■ Given instruction
Your task is to reproduce the material exactly.

■ Data for the task
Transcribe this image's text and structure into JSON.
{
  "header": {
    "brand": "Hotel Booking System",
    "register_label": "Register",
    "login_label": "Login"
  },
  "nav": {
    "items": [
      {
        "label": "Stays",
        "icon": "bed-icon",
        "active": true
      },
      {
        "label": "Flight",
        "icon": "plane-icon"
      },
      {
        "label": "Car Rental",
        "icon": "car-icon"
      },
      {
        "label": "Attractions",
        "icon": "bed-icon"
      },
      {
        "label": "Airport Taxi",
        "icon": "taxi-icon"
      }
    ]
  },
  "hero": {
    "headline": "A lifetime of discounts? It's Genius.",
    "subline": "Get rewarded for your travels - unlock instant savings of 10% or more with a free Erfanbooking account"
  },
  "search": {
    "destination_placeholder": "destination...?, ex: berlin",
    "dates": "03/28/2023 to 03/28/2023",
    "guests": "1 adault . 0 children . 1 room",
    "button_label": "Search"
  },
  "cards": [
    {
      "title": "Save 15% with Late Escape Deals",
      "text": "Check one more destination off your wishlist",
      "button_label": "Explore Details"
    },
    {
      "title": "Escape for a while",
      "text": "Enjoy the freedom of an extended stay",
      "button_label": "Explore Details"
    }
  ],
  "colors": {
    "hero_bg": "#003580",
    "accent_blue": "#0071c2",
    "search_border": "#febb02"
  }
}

■ Answer to the exercise
Transcribe this image's text and structure into JSON.
{
  "header": {
    "brand": "Hotel Booking System",
    "register_label": "Register",
    "login_label": "Login"
  },
  "nav": {
    "items": [
      {
        "label": "Stays",
        "icon": "bed-icon",
        "active": true
      },
      {
        "label": "Flight",
        "icon": "plane-icon"
      },
      {
        "label": "Car Rental",
        "icon": "car-icon"
      },
      {
        "label": "Attractions",
        "icon": "bed-icon"
      },
      {
        "label": "Airport Taxi",
        "icon": "taxi-icon"
      }
    ]
  },
  "hero": {
    "headline": "A lifetime of discounts? It's Genius.",
    "subline": "Get rewarded for your travels - unlock instant savings of 10% or more with a free Erfanbooking account"
  },
  "search": {
    "destination_placeholder": "destination...?, ex: berlin",
    "dates": "03/28/2023 to 03/28/2023",
    "guests": "1 adault . 0 children . 1 room",
    "button_label": "Search"
  },
  "cards": [
    {
      "title": "Save 15% with Late Escape Deals",
      "text": "Check one more destination off your wishlist",
      "button_label": "Explore Details"
    },
    {
      "title": "Escape for a while",
      "text": "Enjoy the freedom of an extended stay",
      "button_label": "Explore Details"
    }
  ],
  "colors": {
    "hero_bg": "#003580",
    "accent_blue": "#0071c2",
    "search_border": "#febb02"
  }
}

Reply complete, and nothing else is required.